**GIVEN EXERCISE**.
Copy everything in the data below exactly except the pictures.

Collected data entries:

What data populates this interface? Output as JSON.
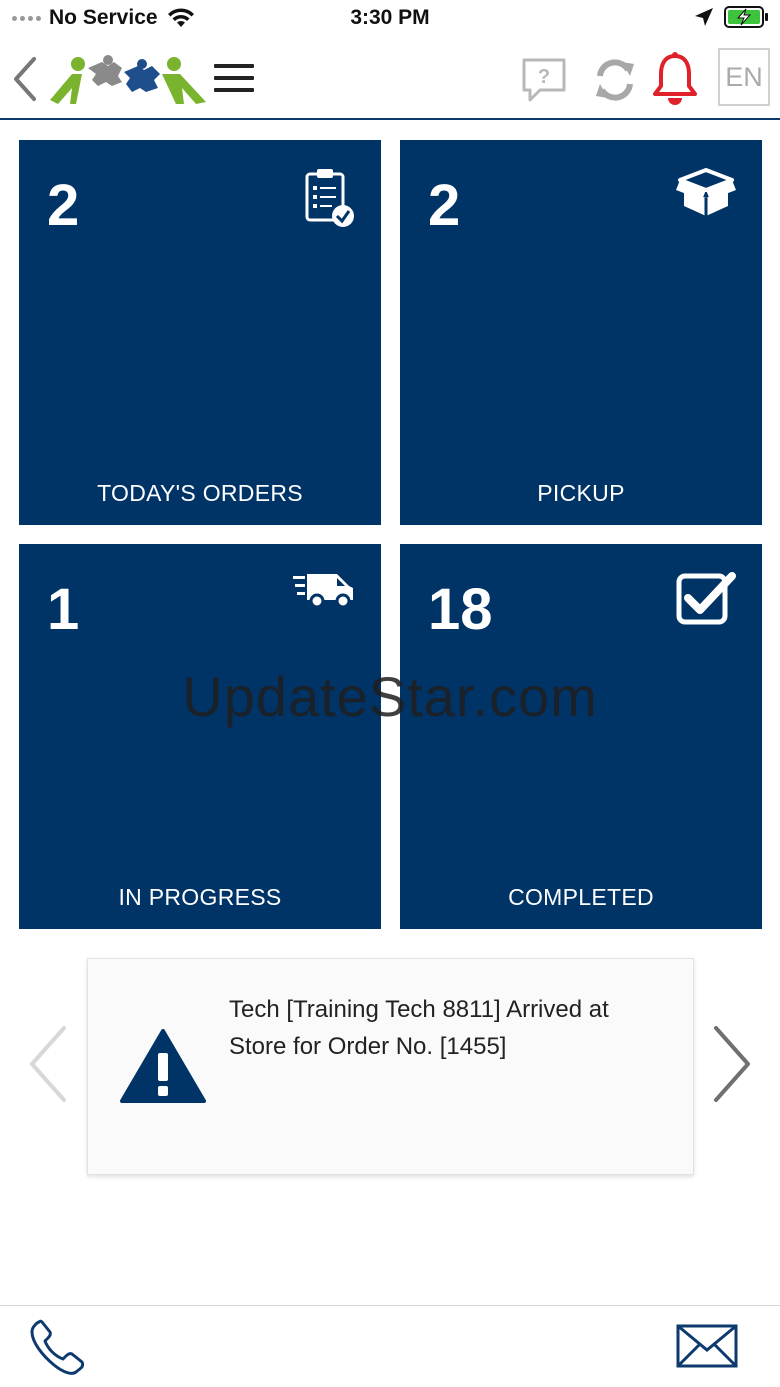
{
  "status_bar": {
    "carrier": "No Service",
    "time": "3:30 PM"
  },
  "header": {
    "language": "EN",
    "help_glyph": "?"
  },
  "tiles": [
    {
      "count": "2",
      "label": "TODAY'S ORDERS",
      "icon": "clipboard-check-icon"
    },
    {
      "count": "2",
      "label": "PICKUP",
      "icon": "open-box-icon"
    },
    {
      "count": "1",
      "label": "IN PROGRESS",
      "icon": "delivery-truck-icon"
    },
    {
      "count": "18",
      "label": "COMPLETED",
      "icon": "checkbox-icon"
    }
  ],
  "watermark": "UpdateStar.com",
  "notification": {
    "message": "Tech [Training Tech 8811] Arrived at Store for Order No. [1455]",
    "icon": "warning-icon"
  },
  "colors": {
    "tile_background": "#003366",
    "alert_bell": "#e0202a",
    "logo_green": "#7ab32e",
    "logo_blue": "#1f4e8c"
  }
}
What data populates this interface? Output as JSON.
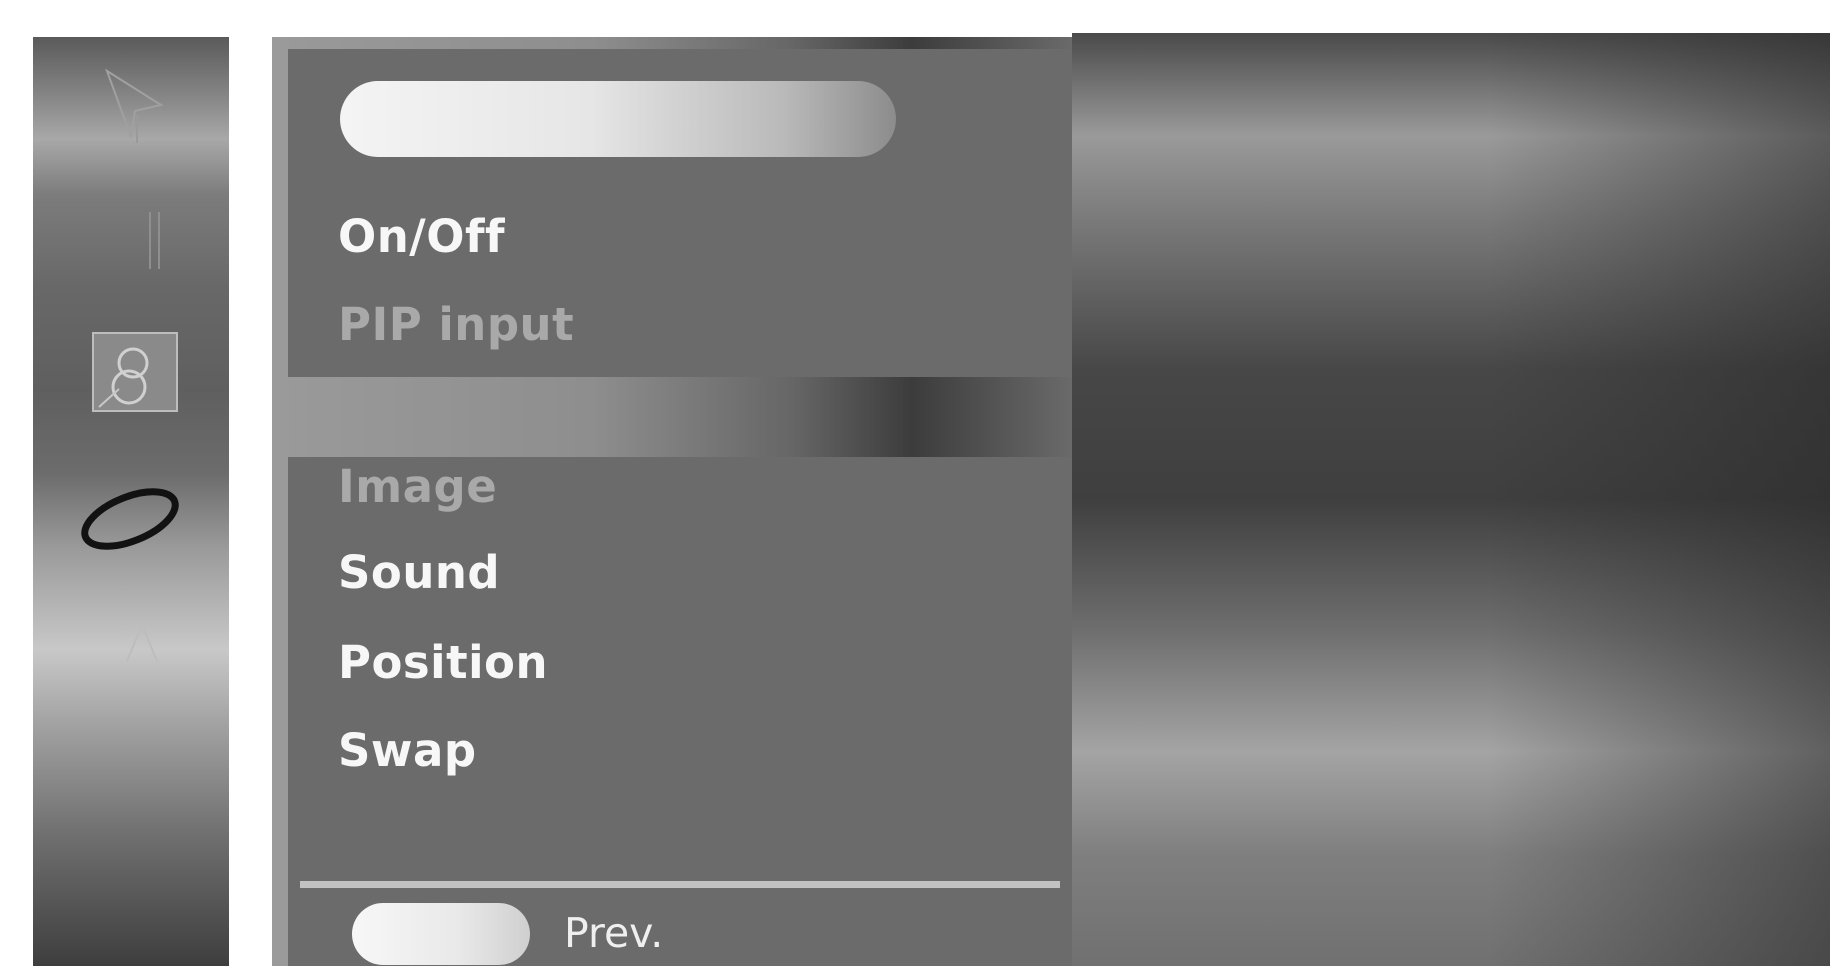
{
  "menu": {
    "title_pill": "",
    "top_items": [
      {
        "label": "On/Off",
        "state": "active"
      },
      {
        "label": "PIP input",
        "state": "disabled"
      }
    ],
    "bottom_items": [
      {
        "label": "Image",
        "state": "disabled"
      },
      {
        "label": "Sound",
        "state": "active"
      },
      {
        "label": "Position",
        "state": "active"
      },
      {
        "label": "Swap",
        "state": "active"
      }
    ]
  },
  "footer": {
    "prev_label": "Prev."
  },
  "icons": [
    "picture-icon",
    "sound-icon",
    "setup-icon",
    "disc-icon",
    "lock-icon"
  ],
  "colors": {
    "panel": "#6b6b6b",
    "active_text": "#f7f7f7",
    "disabled_text": "#a9a9a9"
  }
}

**RESPONSE**.
What data populates this interface? Output as JSON.
{
  "status_bar": {
    "carrier": "No Service",
    "time": "3:30 PM"
  },
  "header": {
    "language": "EN",
    "help_glyph": "?"
  },
  "tiles": [
    {
      "count": "2",
      "label": "TODAY'S ORDERS",
      "icon": "clipboard-check-icon"
    },
    {
      "count": "2",
      "label": "PICKUP",
      "icon": "open-box-icon"
    },
    {
      "count": "1",
      "label": "IN PROGRESS",
      "icon": "delivery-truck-icon"
    },
    {
      "count": "18",
      "label": "COMPLETED",
      "icon": "checkbox-icon"
    }
  ],
  "watermark": "UpdateStar.com",
  "notification": {
    "message": "Tech [Training Tech 8811] Arrived at Store for Order No. [1455]",
    "icon": "warning-icon"
  },
  "colors": {
    "tile_background": "#003366",
    "alert_bell": "#e0202a",
    "logo_green": "#7ab32e",
    "logo_blue": "#1f4e8c"
  }
}
What data populates this interface? Output as JSON.
{
  "menu": {
    "title_pill": "",
    "top_items": [
      {
        "label": "On/Off",
        "state": "active"
      },
      {
        "label": "PIP input",
        "state": "disabled"
      }
    ],
    "bottom_items": [
      {
        "label": "Image",
        "state": "disabled"
      },
      {
        "label": "Sound",
        "state": "active"
      },
      {
        "label": "Position",
        "state": "active"
      },
      {
        "label": "Swap",
        "state": "active"
      }
    ]
  },
  "footer": {
    "prev_label": "Prev."
  },
  "icons": [
    "picture-icon",
    "sound-icon",
    "setup-icon",
    "disc-icon",
    "lock-icon"
  ],
  "colors": {
    "panel": "#6b6b6b",
    "active_text": "#f7f7f7",
    "disabled_text": "#a9a9a9"
  }
}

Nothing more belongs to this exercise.